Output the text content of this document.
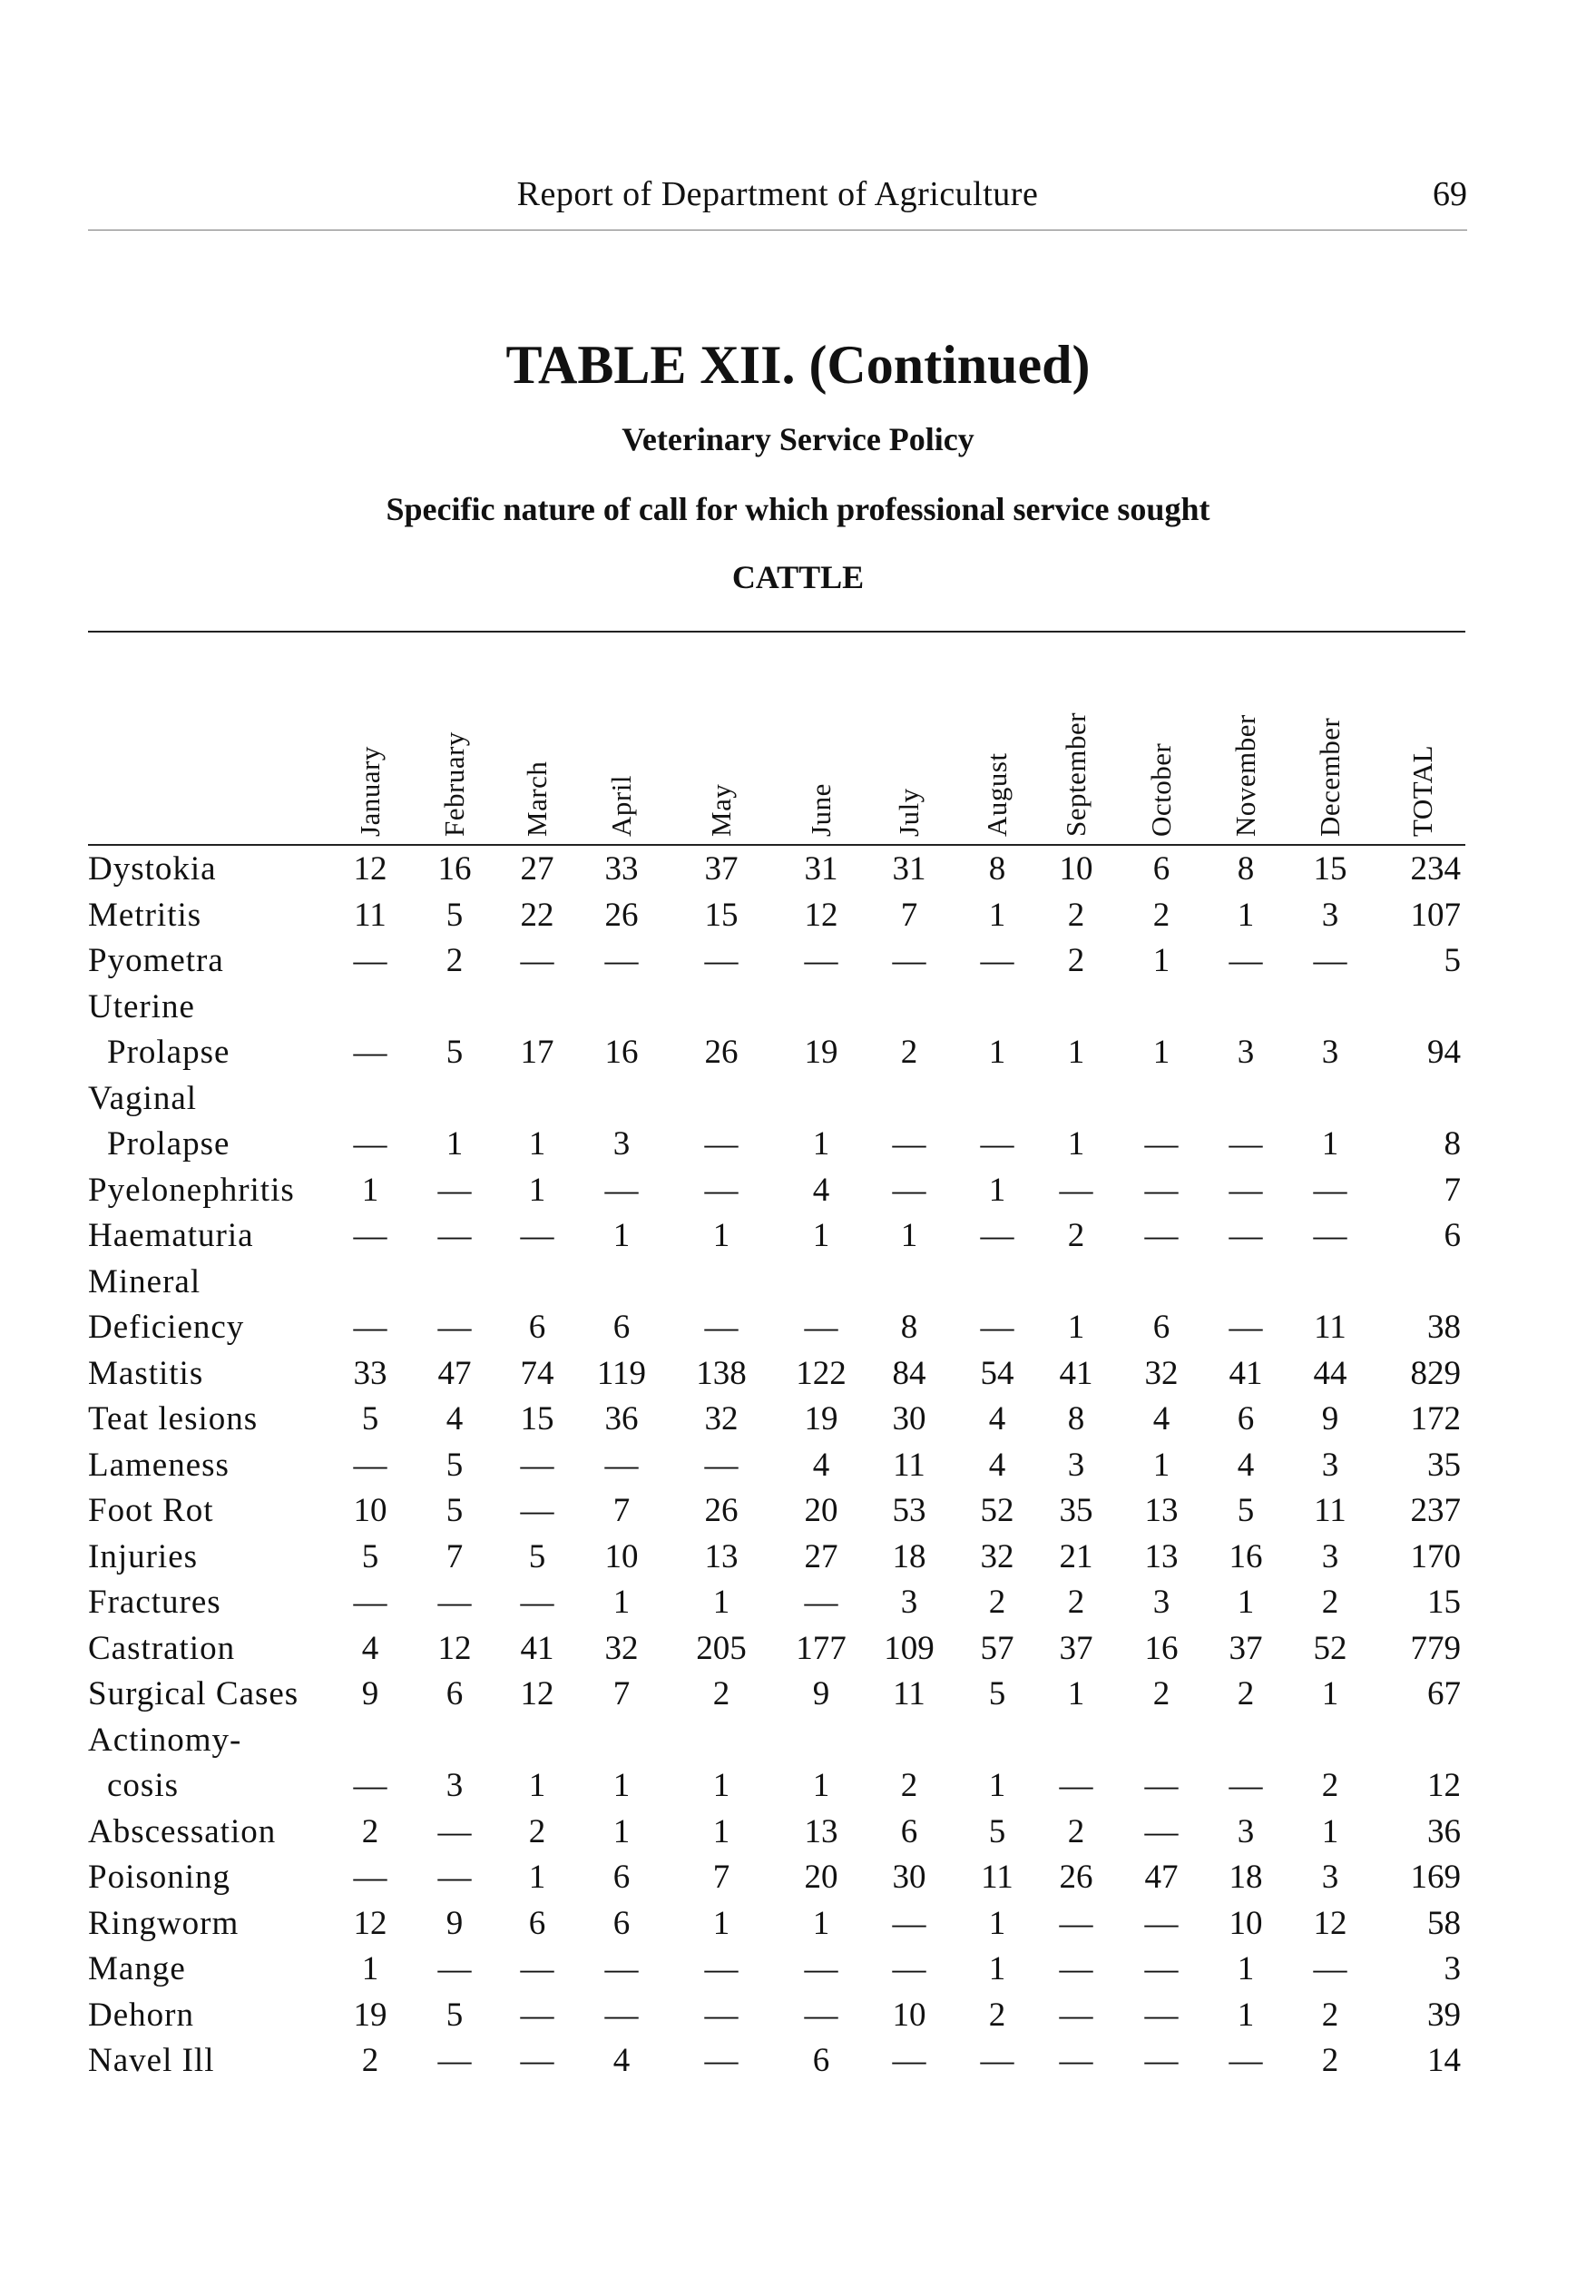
Report of Department of Agriculture	69
TABLE XII. (Continued)
Veterinary Service Policy
Specific nature of call for which professional service sought
CATTLE
January February March April May June July August September October November December TOTAL
Dystokia	12	16	27	33	37	31	31	8	10	6	8	15	234
Metritis	11	5	22	26	15	12	7	1	2	2	1	3	107
Pyometra	—	2	—	—	—	—	—	—	2	1	—	—	5
Uterine
Prolapse	—	5	17	16	26	19	2	1	1	1	3	3	94
Vaginal
Prolapse	—	1	1	3	—	1	—	—	1	—	—	1	8
Pyelonephritis	1	—	1	—	—	4	—	1	—	—	—	—	7
Haematuria	—	—	—	1	1	1	1	—	2	—	—	—	6
Mineral
Deficiency	—	—	6	6	—	—	8	—	1	6	—	11	38
Mastitis	33	47	74	119	138	122	84	54	41	32	41	44	829
Teat lesions	5	4	15	36	32	19	30	4	8	4	6	9	172
Lameness	—	5	—	—	—	4	11	4	3	1	4	3	35
Foot Rot	10	5	—	7	26	20	53	52	35	13	5	11	237
Injuries	5	7	5	10	13	27	18	32	21	13	16	3	170
Fractures	—	—	—	1	1	—	3	2	2	3	1	2	15
Castration	4	12	41	32	205	177	109	57	37	16	37	52	779
Surgical Cases	9	6	12	7	2	9	11	5	1	2	2	1	67
Actinomy-
cosis	—	3	1	1	1	1	2	1	—	—	—	2	12
Abscessation	2	—	2	1	1	13	6	5	2	—	3	1	36
Poisoning	—	—	1	6	7	20	30	11	26	47	18	3	169
Ringworm	12	9	6	6	1	1	—	1	—	—	10	12	58
Mange	1	—	—	—	—	—	—	1	—	—	1	—	3
Dehorn	19	5	—	—	—	—	10	2	—	—	1	2	39
Navel Ill	2	—	—	4	—	6	—	—	—	—	—	2	14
• • • •
Set down all the data again exactly as above, pictures excluded.

• _RESULT FOR THIS TASK_:
Output the text content of this document.
Report of Department of Agriculture	69
TABLE XII. (Continued)
Veterinary Service Policy
Specific nature of call for which professional service sought
CATTLE
January February March April May June July August September October November December TOTAL
Dystokia	12	16	27	33	37	31	31	8	10	6	8	15	234
Metritis	11	5	22	26	15	12	7	1	2	2	1	3	107
Pyometra	—	2	—	—	—	—	—	—	2	1	—	—	5
Uterine
Prolapse	—	5	17	16	26	19	2	1	1	1	3	3	94
Vaginal
Prolapse	—	1	1	3	—	1	—	—	1	—	—	1	8
Pyelonephritis	1	—	1	—	—	4	—	1	—	—	—	—	7
Haematuria	—	—	—	1	1	1	1	—	2	—	—	—	6
Mineral
Deficiency	—	—	6	6	—	—	8	—	1	6	—	11	38
Mastitis	33	47	74	119	138	122	84	54	41	32	41	44	829
Teat lesions	5	4	15	36	32	19	30	4	8	4	6	9	172
Lameness	—	5	—	—	—	4	11	4	3	1	4	3	35
Foot Rot	10	5	—	7	26	20	53	52	35	13	5	11	237
Injuries	5	7	5	10	13	27	18	32	21	13	16	3	170
Fractures	—	—	—	1	1	—	3	2	2	3	1	2	15
Castration	4	12	41	32	205	177	109	57	37	16	37	52	779
Surgical Cases	9	6	12	7	2	9	11	5	1	2	2	1	67
Actinomy-
cosis	—	3	1	1	1	1	2	1	—	—	—	2	12
Abscessation	2	—	2	1	1	13	6	5	2	—	3	1	36
Poisoning	—	—	1	6	7	20	30	11	26	47	18	3	169
Ringworm	12	9	6	6	1	1	—	1	—	—	10	12	58
Mange	1	—	—	—	—	—	—	1	—	—	1	—	3
Dehorn	19	5	—	—	—	—	10	2	—	—	1	2	39
Navel Ill	2	—	—	4	—	6	—	—	—	—	—	2	14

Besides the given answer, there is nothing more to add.